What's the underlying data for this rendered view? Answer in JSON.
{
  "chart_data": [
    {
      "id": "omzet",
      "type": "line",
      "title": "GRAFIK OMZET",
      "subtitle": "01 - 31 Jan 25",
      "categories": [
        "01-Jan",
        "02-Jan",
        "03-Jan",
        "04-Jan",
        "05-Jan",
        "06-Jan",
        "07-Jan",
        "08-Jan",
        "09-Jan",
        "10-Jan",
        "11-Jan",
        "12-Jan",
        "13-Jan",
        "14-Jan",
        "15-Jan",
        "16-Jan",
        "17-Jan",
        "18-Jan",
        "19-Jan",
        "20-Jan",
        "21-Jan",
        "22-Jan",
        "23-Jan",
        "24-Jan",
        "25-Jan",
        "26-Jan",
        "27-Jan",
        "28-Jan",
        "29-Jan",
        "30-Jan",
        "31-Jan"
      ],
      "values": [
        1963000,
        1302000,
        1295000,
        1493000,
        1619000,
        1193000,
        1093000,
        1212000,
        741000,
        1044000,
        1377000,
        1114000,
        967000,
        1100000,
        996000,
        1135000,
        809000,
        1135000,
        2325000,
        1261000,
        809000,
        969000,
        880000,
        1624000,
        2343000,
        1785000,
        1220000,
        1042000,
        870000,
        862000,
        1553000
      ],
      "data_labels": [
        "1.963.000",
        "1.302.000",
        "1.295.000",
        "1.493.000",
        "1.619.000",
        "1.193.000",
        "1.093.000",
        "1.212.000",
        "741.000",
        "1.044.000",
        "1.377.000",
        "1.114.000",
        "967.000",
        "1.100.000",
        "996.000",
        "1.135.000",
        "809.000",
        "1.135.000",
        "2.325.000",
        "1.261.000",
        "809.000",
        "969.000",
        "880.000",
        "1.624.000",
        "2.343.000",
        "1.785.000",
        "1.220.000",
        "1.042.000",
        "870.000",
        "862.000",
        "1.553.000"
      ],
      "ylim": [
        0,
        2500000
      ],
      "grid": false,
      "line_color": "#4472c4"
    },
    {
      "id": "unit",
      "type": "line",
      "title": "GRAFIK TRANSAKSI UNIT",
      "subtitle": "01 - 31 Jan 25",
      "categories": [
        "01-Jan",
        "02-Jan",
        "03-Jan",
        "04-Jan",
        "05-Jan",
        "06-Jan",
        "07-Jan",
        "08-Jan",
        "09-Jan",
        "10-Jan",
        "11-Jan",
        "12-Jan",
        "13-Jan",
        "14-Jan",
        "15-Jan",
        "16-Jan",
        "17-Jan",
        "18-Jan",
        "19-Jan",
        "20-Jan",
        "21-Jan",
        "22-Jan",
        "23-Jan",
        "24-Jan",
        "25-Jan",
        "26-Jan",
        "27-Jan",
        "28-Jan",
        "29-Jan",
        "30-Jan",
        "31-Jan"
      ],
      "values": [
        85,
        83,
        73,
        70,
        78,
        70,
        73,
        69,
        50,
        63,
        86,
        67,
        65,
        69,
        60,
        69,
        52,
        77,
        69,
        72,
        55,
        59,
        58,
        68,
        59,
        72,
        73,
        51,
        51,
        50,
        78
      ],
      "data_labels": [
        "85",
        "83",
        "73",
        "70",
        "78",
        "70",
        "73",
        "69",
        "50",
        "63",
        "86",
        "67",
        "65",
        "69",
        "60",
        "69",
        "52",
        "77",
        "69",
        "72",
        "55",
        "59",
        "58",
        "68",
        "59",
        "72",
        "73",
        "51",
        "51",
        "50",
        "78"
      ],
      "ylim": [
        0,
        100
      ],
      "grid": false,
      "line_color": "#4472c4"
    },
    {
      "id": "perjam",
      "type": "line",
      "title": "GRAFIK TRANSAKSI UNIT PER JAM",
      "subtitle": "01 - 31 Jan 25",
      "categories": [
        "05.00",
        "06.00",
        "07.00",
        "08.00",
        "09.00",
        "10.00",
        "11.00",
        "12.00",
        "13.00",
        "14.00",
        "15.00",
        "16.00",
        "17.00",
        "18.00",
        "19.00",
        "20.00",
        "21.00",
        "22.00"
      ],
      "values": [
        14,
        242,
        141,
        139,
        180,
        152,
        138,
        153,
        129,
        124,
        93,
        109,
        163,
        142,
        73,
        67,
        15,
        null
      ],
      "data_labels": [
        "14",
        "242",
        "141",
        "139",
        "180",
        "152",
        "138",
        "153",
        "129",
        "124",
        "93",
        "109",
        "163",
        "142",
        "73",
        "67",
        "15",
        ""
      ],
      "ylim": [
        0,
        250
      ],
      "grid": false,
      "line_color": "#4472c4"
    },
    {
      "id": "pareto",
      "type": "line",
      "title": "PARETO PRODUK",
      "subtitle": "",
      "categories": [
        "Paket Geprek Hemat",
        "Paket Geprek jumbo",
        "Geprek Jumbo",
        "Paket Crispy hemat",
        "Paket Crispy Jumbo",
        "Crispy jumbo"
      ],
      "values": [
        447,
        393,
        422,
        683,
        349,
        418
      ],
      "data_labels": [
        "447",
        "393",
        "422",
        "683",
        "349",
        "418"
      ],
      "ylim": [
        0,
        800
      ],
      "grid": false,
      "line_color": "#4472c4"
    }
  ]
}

----

GOAL>
Repeat the material above exactly.

CORRECT RESPONSE>
What's the underlying data for this rendered view? Answer in JSON.
{
  "chart_data": [
    {
      "id": "omzet",
      "type": "line",
      "title": "GRAFIK OMZET",
      "subtitle": "01 - 31 Jan 25",
      "categories": [
        "01-Jan",
        "02-Jan",
        "03-Jan",
        "04-Jan",
        "05-Jan",
        "06-Jan",
        "07-Jan",
        "08-Jan",
        "09-Jan",
        "10-Jan",
        "11-Jan",
        "12-Jan",
        "13-Jan",
        "14-Jan",
        "15-Jan",
        "16-Jan",
        "17-Jan",
        "18-Jan",
        "19-Jan",
        "20-Jan",
        "21-Jan",
        "22-Jan",
        "23-Jan",
        "24-Jan",
        "25-Jan",
        "26-Jan",
        "27-Jan",
        "28-Jan",
        "29-Jan",
        "30-Jan",
        "31-Jan"
      ],
      "values": [
        1963000,
        1302000,
        1295000,
        1493000,
        1619000,
        1193000,
        1093000,
        1212000,
        741000,
        1044000,
        1377000,
        1114000,
        967000,
        1100000,
        996000,
        1135000,
        809000,
        1135000,
        2325000,
        1261000,
        809000,
        969000,
        880000,
        1624000,
        2343000,
        1785000,
        1220000,
        1042000,
        870000,
        862000,
        1553000
      ],
      "data_labels": [
        "1.963.000",
        "1.302.000",
        "1.295.000",
        "1.493.000",
        "1.619.000",
        "1.193.000",
        "1.093.000",
        "1.212.000",
        "741.000",
        "1.044.000",
        "1.377.000",
        "1.114.000",
        "967.000",
        "1.100.000",
        "996.000",
        "1.135.000",
        "809.000",
        "1.135.000",
        "2.325.000",
        "1.261.000",
        "809.000",
        "969.000",
        "880.000",
        "1.624.000",
        "2.343.000",
        "1.785.000",
        "1.220.000",
        "1.042.000",
        "870.000",
        "862.000",
        "1.553.000"
      ],
      "ylim": [
        0,
        2500000
      ],
      "grid": false,
      "line_color": "#4472c4"
    },
    {
      "id": "unit",
      "type": "line",
      "title": "GRAFIK TRANSAKSI UNIT",
      "subtitle": "01 - 31 Jan 25",
      "categories": [
        "01-Jan",
        "02-Jan",
        "03-Jan",
        "04-Jan",
        "05-Jan",
        "06-Jan",
        "07-Jan",
        "08-Jan",
        "09-Jan",
        "10-Jan",
        "11-Jan",
        "12-Jan",
        "13-Jan",
        "14-Jan",
        "15-Jan",
        "16-Jan",
        "17-Jan",
        "18-Jan",
        "19-Jan",
        "20-Jan",
        "21-Jan",
        "22-Jan",
        "23-Jan",
        "24-Jan",
        "25-Jan",
        "26-Jan",
        "27-Jan",
        "28-Jan",
        "29-Jan",
        "30-Jan",
        "31-Jan"
      ],
      "values": [
        85,
        83,
        73,
        70,
        78,
        70,
        73,
        69,
        50,
        63,
        86,
        67,
        65,
        69,
        60,
        69,
        52,
        77,
        69,
        72,
        55,
        59,
        58,
        68,
        59,
        72,
        73,
        51,
        51,
        50,
        78
      ],
      "data_labels": [
        "85",
        "83",
        "73",
        "70",
        "78",
        "70",
        "73",
        "69",
        "50",
        "63",
        "86",
        "67",
        "65",
        "69",
        "60",
        "69",
        "52",
        "77",
        "69",
        "72",
        "55",
        "59",
        "58",
        "68",
        "59",
        "72",
        "73",
        "51",
        "51",
        "50",
        "78"
      ],
      "ylim": [
        0,
        100
      ],
      "grid": false,
      "line_color": "#4472c4"
    },
    {
      "id": "perjam",
      "type": "line",
      "title": "GRAFIK TRANSAKSI UNIT PER JAM",
      "subtitle": "01 - 31 Jan 25",
      "categories": [
        "05.00",
        "06.00",
        "07.00",
        "08.00",
        "09.00",
        "10.00",
        "11.00",
        "12.00",
        "13.00",
        "14.00",
        "15.00",
        "16.00",
        "17.00",
        "18.00",
        "19.00",
        "20.00",
        "21.00",
        "22.00"
      ],
      "values": [
        14,
        242,
        141,
        139,
        180,
        152,
        138,
        153,
        129,
        124,
        93,
        109,
        163,
        142,
        73,
        67,
        15,
        null
      ],
      "data_labels": [
        "14",
        "242",
        "141",
        "139",
        "180",
        "152",
        "138",
        "153",
        "129",
        "124",
        "93",
        "109",
        "163",
        "142",
        "73",
        "67",
        "15",
        ""
      ],
      "ylim": [
        0,
        250
      ],
      "grid": false,
      "line_color": "#4472c4"
    },
    {
      "id": "pareto",
      "type": "line",
      "title": "PARETO PRODUK",
      "subtitle": "",
      "categories": [
        "Paket Geprek Hemat",
        "Paket Geprek jumbo",
        "Geprek Jumbo",
        "Paket Crispy hemat",
        "Paket Crispy Jumbo",
        "Crispy jumbo"
      ],
      "values": [
        447,
        393,
        422,
        683,
        349,
        418
      ],
      "data_labels": [
        "447",
        "393",
        "422",
        "683",
        "349",
        "418"
      ],
      "ylim": [
        0,
        800
      ],
      "grid": false,
      "line_color": "#4472c4"
    }
  ]
}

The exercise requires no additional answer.